- [The task] Transcribe every entry word for word. Skip the pictures.
──────── Stored records ────────
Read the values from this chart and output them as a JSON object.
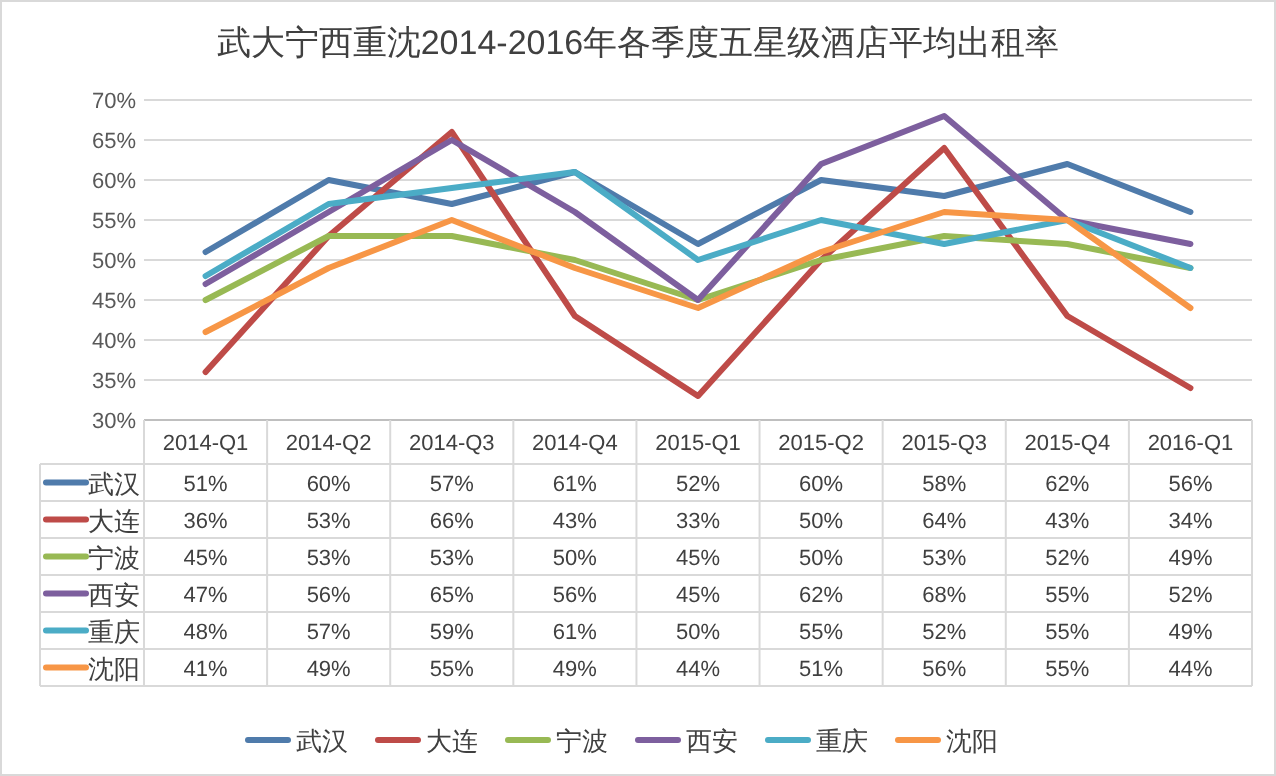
{
  "chart_data": {
    "type": "line",
    "title": "武大宁西重沈2014-2016年各季度五星级酒店平均出租率",
    "categories": [
      "2014-Q1",
      "2014-Q2",
      "2014-Q3",
      "2014-Q4",
      "2015-Q1",
      "2015-Q2",
      "2015-Q3",
      "2015-Q4",
      "2016-Q1"
    ],
    "ylim": [
      30,
      70
    ],
    "yticks": [
      {
        "value": 30,
        "label": "30%"
      },
      {
        "value": 35,
        "label": "35%"
      },
      {
        "value": 40,
        "label": "40%"
      },
      {
        "value": 45,
        "label": "45%"
      },
      {
        "value": 50,
        "label": "50%"
      },
      {
        "value": 55,
        "label": "55%"
      },
      {
        "value": 60,
        "label": "60%"
      },
      {
        "value": 65,
        "label": "65%"
      },
      {
        "value": 70,
        "label": "70%"
      }
    ],
    "grid": "y",
    "legend": "bottom",
    "marker": "none",
    "line_style": "solid",
    "series": [
      {
        "name": "武汉",
        "color": "#4f7bab",
        "values": [
          51,
          60,
          57,
          61,
          52,
          60,
          58,
          62,
          56
        ],
        "value_labels": [
          "51%",
          "60%",
          "57%",
          "61%",
          "52%",
          "60%",
          "58%",
          "62%",
          "56%"
        ]
      },
      {
        "name": "大连",
        "color": "#be4b48",
        "values": [
          36,
          53,
          66,
          43,
          33,
          50,
          64,
          43,
          34
        ],
        "value_labels": [
          "36%",
          "53%",
          "66%",
          "43%",
          "33%",
          "50%",
          "64%",
          "43%",
          "34%"
        ]
      },
      {
        "name": "宁波",
        "color": "#98b954",
        "values": [
          45,
          53,
          53,
          50,
          45,
          50,
          53,
          52,
          49
        ],
        "value_labels": [
          "45%",
          "53%",
          "53%",
          "50%",
          "45%",
          "50%",
          "53%",
          "52%",
          "49%"
        ]
      },
      {
        "name": "西安",
        "color": "#7d5f9e",
        "values": [
          47,
          56,
          65,
          56,
          45,
          62,
          68,
          55,
          52
        ],
        "value_labels": [
          "47%",
          "56%",
          "65%",
          "56%",
          "45%",
          "62%",
          "68%",
          "55%",
          "52%"
        ]
      },
      {
        "name": "重庆",
        "color": "#4bacc6",
        "values": [
          48,
          57,
          59,
          61,
          50,
          55,
          52,
          55,
          49
        ],
        "value_labels": [
          "48%",
          "57%",
          "59%",
          "61%",
          "50%",
          "55%",
          "52%",
          "55%",
          "49%"
        ]
      },
      {
        "name": "沈阳",
        "color": "#f79646",
        "values": [
          41,
          49,
          55,
          49,
          44,
          51,
          56,
          55,
          44
        ],
        "value_labels": [
          "41%",
          "49%",
          "55%",
          "49%",
          "44%",
          "51%",
          "56%",
          "55%",
          "44%"
        ]
      }
    ]
  }
}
────────
- [Result of the task]
Read the values from this chart and output them as a JSON object.
{
  "chart_data": {
    "type": "line",
    "title": "武大宁西重沈2014-2016年各季度五星级酒店平均出租率",
    "categories": [
      "2014-Q1",
      "2014-Q2",
      "2014-Q3",
      "2014-Q4",
      "2015-Q1",
      "2015-Q2",
      "2015-Q3",
      "2015-Q4",
      "2016-Q1"
    ],
    "ylim": [
      30,
      70
    ],
    "yticks": [
      {
        "value": 30,
        "label": "30%"
      },
      {
        "value": 35,
        "label": "35%"
      },
      {
        "value": 40,
        "label": "40%"
      },
      {
        "value": 45,
        "label": "45%"
      },
      {
        "value": 50,
        "label": "50%"
      },
      {
        "value": 55,
        "label": "55%"
      },
      {
        "value": 60,
        "label": "60%"
      },
      {
        "value": 65,
        "label": "65%"
      },
      {
        "value": 70,
        "label": "70%"
      }
    ],
    "grid": "y",
    "legend": "bottom",
    "marker": "none",
    "line_style": "solid",
    "series": [
      {
        "name": "武汉",
        "color": "#4f7bab",
        "values": [
          51,
          60,
          57,
          61,
          52,
          60,
          58,
          62,
          56
        ],
        "value_labels": [
          "51%",
          "60%",
          "57%",
          "61%",
          "52%",
          "60%",
          "58%",
          "62%",
          "56%"
        ]
      },
      {
        "name": "大连",
        "color": "#be4b48",
        "values": [
          36,
          53,
          66,
          43,
          33,
          50,
          64,
          43,
          34
        ],
        "value_labels": [
          "36%",
          "53%",
          "66%",
          "43%",
          "33%",
          "50%",
          "64%",
          "43%",
          "34%"
        ]
      },
      {
        "name": "宁波",
        "color": "#98b954",
        "values": [
          45,
          53,
          53,
          50,
          45,
          50,
          53,
          52,
          49
        ],
        "value_labels": [
          "45%",
          "53%",
          "53%",
          "50%",
          "45%",
          "50%",
          "53%",
          "52%",
          "49%"
        ]
      },
      {
        "name": "西安",
        "color": "#7d5f9e",
        "values": [
          47,
          56,
          65,
          56,
          45,
          62,
          68,
          55,
          52
        ],
        "value_labels": [
          "47%",
          "56%",
          "65%",
          "56%",
          "45%",
          "62%",
          "68%",
          "55%",
          "52%"
        ]
      },
      {
        "name": "重庆",
        "color": "#4bacc6",
        "values": [
          48,
          57,
          59,
          61,
          50,
          55,
          52,
          55,
          49
        ],
        "value_labels": [
          "48%",
          "57%",
          "59%",
          "61%",
          "50%",
          "55%",
          "52%",
          "55%",
          "49%"
        ]
      },
      {
        "name": "沈阳",
        "color": "#f79646",
        "values": [
          41,
          49,
          55,
          49,
          44,
          51,
          56,
          55,
          44
        ],
        "value_labels": [
          "41%",
          "49%",
          "55%",
          "49%",
          "44%",
          "51%",
          "56%",
          "55%",
          "44%"
        ]
      }
    ]
  }
}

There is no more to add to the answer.